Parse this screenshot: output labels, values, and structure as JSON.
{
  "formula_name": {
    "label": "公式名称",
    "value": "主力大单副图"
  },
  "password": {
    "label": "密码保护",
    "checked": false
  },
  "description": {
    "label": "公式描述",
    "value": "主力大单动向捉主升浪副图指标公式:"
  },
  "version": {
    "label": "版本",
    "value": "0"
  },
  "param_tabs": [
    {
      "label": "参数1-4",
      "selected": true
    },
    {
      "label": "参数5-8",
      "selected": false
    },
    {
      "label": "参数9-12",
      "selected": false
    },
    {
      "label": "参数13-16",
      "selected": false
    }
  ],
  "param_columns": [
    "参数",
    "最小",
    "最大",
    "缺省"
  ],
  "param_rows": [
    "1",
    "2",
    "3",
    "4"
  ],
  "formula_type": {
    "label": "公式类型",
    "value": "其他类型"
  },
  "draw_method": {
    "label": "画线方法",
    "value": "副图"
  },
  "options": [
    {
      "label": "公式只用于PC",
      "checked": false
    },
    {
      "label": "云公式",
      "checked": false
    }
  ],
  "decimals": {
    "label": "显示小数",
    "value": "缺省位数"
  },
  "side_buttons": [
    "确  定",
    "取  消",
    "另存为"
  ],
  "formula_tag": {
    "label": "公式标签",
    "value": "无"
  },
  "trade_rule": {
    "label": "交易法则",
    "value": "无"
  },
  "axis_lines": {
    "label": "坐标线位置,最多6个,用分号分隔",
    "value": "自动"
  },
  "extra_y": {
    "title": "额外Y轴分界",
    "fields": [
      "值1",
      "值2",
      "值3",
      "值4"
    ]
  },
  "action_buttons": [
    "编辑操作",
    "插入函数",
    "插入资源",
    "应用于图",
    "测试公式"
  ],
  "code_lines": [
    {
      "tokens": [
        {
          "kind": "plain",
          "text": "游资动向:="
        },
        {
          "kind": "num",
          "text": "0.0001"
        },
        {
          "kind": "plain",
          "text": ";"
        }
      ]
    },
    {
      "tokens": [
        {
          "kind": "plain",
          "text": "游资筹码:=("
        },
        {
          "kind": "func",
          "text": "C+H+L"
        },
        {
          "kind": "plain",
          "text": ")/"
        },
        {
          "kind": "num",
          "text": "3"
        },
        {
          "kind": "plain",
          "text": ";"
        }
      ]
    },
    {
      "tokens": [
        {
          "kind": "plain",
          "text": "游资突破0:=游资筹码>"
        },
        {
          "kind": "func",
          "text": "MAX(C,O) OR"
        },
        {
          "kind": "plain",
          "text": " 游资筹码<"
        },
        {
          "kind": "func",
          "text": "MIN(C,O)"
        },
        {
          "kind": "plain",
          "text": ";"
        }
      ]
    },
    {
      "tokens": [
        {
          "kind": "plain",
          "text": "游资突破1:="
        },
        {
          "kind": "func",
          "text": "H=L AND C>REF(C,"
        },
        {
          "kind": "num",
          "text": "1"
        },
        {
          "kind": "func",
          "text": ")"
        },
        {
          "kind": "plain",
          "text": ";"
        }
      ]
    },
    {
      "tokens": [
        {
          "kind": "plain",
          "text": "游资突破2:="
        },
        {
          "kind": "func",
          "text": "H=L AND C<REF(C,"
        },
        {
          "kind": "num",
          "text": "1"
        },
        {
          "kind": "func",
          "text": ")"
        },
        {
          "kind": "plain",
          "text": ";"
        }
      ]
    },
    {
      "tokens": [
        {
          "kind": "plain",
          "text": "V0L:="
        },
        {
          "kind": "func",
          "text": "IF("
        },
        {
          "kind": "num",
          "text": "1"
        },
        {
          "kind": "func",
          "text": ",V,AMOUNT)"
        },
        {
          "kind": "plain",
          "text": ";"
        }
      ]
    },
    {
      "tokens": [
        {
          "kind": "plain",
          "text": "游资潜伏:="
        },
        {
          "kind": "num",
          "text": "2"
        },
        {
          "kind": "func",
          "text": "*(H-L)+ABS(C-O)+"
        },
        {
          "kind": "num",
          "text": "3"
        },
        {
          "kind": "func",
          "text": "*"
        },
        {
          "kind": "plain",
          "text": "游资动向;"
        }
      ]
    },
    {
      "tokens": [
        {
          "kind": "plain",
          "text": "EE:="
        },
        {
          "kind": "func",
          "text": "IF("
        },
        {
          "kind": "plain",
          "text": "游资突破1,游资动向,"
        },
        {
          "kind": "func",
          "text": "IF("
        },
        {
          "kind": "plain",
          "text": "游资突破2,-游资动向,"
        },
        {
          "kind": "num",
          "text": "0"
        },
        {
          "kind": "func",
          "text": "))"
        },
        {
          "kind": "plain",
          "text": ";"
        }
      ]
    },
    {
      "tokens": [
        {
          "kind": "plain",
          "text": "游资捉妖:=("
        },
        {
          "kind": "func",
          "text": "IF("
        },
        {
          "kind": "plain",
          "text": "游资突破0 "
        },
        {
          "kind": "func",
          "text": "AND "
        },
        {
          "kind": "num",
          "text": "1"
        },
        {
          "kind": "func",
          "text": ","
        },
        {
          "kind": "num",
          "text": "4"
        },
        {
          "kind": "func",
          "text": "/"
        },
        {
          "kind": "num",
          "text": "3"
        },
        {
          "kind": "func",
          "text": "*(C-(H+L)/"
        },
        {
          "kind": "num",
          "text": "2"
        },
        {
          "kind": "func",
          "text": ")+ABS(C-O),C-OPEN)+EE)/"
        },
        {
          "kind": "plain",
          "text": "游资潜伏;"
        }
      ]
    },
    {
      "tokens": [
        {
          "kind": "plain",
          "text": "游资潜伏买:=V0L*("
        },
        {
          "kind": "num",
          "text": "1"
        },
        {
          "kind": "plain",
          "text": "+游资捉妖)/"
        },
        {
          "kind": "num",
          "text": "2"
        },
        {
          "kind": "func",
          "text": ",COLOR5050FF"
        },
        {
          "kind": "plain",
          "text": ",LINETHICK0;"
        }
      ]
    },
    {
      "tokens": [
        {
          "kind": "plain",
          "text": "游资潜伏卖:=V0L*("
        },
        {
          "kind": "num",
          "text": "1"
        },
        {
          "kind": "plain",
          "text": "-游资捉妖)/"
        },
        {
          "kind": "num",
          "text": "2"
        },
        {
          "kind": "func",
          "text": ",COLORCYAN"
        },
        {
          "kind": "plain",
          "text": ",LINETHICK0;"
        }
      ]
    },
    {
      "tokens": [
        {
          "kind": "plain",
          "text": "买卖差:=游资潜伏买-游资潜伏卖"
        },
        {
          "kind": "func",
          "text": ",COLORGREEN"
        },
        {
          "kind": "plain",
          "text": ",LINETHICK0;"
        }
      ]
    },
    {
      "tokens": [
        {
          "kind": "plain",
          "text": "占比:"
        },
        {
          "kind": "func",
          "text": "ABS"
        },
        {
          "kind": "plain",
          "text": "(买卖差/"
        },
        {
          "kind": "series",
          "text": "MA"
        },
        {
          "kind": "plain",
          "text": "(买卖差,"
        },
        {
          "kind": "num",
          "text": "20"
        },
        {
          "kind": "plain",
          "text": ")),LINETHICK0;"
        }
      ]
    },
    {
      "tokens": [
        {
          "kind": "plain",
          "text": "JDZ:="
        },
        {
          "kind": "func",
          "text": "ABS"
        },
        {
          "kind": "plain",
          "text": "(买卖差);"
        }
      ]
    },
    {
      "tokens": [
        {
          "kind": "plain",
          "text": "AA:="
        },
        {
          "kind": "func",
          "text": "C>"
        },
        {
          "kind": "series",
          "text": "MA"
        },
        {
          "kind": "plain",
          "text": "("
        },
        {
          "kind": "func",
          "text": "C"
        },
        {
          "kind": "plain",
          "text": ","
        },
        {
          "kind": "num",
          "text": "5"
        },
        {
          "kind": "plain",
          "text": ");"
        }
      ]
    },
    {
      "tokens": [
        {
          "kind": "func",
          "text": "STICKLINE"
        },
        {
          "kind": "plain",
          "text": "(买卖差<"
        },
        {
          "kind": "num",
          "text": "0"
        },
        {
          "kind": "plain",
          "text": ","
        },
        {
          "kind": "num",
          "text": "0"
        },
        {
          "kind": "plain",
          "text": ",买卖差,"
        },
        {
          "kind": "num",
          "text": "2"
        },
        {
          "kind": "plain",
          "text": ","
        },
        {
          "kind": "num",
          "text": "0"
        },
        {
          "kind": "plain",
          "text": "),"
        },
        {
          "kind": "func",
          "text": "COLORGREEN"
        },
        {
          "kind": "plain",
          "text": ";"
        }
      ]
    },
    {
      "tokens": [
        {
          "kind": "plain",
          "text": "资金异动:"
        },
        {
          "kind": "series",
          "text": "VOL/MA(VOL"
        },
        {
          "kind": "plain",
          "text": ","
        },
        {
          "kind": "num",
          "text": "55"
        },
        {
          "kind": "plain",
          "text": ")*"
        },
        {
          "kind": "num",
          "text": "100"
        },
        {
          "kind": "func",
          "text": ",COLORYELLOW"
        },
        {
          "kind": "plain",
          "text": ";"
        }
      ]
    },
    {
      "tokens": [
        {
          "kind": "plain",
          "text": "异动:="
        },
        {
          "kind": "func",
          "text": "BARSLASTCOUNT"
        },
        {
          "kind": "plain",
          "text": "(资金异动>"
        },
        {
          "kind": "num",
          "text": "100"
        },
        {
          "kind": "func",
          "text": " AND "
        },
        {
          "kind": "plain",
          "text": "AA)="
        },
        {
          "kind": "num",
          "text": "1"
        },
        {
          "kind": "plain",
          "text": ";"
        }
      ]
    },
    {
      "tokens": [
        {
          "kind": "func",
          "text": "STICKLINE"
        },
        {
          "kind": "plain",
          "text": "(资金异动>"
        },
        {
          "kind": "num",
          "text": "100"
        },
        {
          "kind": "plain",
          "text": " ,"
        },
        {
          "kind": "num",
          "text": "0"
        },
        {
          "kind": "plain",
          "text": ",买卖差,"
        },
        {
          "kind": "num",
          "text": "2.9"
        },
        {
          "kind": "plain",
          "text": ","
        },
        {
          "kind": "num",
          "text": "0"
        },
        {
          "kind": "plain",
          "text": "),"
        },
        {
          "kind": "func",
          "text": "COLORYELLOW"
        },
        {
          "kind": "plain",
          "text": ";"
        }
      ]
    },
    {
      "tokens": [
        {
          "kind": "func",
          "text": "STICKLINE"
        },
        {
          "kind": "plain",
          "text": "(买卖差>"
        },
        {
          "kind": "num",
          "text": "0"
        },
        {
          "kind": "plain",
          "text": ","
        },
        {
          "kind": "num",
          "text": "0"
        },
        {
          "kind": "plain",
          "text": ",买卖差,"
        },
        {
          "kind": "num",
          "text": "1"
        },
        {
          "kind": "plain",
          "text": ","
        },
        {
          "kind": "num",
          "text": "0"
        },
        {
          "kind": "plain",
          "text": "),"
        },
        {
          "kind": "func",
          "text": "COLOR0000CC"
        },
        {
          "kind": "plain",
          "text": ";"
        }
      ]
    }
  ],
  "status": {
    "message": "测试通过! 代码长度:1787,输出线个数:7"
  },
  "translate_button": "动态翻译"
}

################

| What is required |
Copy all lines from the material that contain "COLORYELLOW".

| Response to the task |
          "text": ",COLORYELLOW"
          "text": "COLORYELLOW"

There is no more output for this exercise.